GIVEN DATA:
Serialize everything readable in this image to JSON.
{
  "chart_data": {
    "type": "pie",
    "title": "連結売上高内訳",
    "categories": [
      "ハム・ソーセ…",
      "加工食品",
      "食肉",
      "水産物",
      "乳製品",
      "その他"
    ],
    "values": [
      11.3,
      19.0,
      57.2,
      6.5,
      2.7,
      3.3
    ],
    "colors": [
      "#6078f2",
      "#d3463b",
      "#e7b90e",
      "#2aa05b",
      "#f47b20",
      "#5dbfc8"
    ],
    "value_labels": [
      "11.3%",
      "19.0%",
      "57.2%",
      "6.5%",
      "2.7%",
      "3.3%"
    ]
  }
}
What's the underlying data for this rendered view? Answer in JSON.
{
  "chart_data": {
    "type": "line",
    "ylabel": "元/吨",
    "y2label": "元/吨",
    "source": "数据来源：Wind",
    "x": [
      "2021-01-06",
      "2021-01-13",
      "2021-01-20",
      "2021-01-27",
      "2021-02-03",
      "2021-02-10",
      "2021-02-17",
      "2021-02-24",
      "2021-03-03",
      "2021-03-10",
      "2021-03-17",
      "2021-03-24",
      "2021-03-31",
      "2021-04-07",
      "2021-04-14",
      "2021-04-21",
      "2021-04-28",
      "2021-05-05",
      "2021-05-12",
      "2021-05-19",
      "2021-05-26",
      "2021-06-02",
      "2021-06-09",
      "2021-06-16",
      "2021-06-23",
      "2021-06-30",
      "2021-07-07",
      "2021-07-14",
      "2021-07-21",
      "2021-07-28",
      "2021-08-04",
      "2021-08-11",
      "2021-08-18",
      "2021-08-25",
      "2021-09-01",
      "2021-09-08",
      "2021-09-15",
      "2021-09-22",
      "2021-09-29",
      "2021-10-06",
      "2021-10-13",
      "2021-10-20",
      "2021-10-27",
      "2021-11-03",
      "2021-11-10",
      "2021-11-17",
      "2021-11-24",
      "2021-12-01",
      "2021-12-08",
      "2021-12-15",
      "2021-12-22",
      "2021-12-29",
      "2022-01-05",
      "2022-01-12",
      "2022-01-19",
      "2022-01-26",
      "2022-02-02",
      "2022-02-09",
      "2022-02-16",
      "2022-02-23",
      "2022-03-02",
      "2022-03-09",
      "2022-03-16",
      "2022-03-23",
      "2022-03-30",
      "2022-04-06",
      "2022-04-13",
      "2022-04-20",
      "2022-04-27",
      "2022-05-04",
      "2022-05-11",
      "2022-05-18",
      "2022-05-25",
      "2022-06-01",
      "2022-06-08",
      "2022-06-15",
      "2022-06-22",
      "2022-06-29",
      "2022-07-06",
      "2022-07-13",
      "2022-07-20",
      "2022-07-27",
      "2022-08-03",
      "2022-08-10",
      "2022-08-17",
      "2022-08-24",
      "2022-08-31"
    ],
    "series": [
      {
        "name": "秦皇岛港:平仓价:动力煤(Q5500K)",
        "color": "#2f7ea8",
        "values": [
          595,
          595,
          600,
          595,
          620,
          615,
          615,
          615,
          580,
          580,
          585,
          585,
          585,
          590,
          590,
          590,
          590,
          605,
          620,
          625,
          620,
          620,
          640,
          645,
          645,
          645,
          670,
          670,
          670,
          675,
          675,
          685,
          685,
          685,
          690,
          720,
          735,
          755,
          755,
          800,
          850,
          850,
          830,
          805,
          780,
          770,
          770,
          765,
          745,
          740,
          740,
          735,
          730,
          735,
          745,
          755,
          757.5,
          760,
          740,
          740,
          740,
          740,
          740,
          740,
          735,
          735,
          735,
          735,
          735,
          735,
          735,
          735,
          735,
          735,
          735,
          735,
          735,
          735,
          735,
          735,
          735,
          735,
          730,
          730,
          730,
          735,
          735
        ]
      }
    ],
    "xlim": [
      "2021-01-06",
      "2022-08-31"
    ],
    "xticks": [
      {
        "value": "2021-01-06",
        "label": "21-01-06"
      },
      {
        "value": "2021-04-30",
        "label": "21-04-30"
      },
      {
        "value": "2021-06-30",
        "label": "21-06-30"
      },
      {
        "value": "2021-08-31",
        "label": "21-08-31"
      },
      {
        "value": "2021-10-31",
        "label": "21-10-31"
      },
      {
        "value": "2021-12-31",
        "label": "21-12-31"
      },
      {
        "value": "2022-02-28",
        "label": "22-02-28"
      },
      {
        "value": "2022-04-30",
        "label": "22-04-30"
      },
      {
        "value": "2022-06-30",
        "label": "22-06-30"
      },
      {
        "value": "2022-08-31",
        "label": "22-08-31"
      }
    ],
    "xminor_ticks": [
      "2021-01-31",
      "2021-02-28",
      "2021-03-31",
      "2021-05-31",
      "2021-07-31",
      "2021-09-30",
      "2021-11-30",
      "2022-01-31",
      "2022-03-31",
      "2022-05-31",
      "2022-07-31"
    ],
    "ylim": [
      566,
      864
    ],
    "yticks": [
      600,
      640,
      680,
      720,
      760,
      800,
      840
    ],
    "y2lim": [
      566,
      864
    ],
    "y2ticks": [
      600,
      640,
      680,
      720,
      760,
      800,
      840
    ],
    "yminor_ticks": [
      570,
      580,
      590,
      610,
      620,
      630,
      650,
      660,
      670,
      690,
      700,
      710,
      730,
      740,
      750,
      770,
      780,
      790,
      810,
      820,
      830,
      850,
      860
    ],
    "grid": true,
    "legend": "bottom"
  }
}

WORK TO COMPLETE: Copy all lines above containing the string "JSON".

RESULT FOR THIS EXERCISE:
Serialize everything readable in this image to JSON.
What's the underlying data for this rendered view? Answer in JSON.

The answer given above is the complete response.